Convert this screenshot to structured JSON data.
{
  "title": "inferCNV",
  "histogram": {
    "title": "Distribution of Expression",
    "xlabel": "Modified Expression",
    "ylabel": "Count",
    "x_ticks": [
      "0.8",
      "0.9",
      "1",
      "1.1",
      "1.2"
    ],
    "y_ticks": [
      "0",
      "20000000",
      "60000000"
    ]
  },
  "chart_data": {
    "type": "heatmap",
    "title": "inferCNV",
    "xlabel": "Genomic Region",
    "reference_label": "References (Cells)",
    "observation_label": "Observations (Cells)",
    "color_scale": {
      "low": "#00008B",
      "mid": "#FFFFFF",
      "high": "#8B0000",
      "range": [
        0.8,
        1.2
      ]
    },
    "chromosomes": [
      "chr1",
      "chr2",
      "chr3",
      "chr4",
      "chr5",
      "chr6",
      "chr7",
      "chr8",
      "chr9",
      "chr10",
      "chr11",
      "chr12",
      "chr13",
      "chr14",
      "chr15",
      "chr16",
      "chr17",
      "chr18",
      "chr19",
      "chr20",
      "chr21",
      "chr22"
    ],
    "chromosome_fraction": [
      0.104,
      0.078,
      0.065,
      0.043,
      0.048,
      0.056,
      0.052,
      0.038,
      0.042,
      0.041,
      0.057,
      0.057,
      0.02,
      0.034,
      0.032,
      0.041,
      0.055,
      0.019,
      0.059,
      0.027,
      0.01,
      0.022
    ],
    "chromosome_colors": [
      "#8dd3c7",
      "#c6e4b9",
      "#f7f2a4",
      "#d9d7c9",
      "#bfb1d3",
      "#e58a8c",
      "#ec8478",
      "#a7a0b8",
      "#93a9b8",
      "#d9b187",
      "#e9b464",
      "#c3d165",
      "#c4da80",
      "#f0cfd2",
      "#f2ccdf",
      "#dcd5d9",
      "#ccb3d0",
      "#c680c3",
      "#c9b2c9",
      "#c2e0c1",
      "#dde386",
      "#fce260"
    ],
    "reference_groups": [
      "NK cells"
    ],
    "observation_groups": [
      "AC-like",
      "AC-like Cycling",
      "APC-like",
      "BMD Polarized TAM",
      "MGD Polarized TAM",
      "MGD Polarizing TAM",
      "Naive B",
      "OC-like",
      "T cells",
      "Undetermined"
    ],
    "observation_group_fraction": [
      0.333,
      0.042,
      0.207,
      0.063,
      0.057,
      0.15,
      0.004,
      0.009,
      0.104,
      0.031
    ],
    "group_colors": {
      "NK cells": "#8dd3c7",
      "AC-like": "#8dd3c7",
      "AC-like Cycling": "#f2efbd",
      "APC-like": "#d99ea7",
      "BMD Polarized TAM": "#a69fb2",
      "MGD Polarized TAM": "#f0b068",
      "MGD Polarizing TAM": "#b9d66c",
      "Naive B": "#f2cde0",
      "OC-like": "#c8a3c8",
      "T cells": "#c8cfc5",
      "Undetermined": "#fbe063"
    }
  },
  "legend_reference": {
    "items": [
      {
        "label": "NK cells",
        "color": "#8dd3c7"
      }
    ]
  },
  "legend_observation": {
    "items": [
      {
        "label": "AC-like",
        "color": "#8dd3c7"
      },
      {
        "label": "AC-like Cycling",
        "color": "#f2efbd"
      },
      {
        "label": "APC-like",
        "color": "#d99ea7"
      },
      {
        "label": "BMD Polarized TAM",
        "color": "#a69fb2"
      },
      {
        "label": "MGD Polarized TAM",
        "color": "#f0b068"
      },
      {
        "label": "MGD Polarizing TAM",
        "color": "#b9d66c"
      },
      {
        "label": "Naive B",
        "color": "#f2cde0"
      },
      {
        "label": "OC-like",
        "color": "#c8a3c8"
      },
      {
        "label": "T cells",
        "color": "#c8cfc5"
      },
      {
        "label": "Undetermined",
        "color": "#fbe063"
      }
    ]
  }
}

- - - -

» Task goal
The answer must be every line of the data that contains the word "Expression".

» Worked solution
    "title": "Distribution of Expression",
    "xlabel": "Modified Expression",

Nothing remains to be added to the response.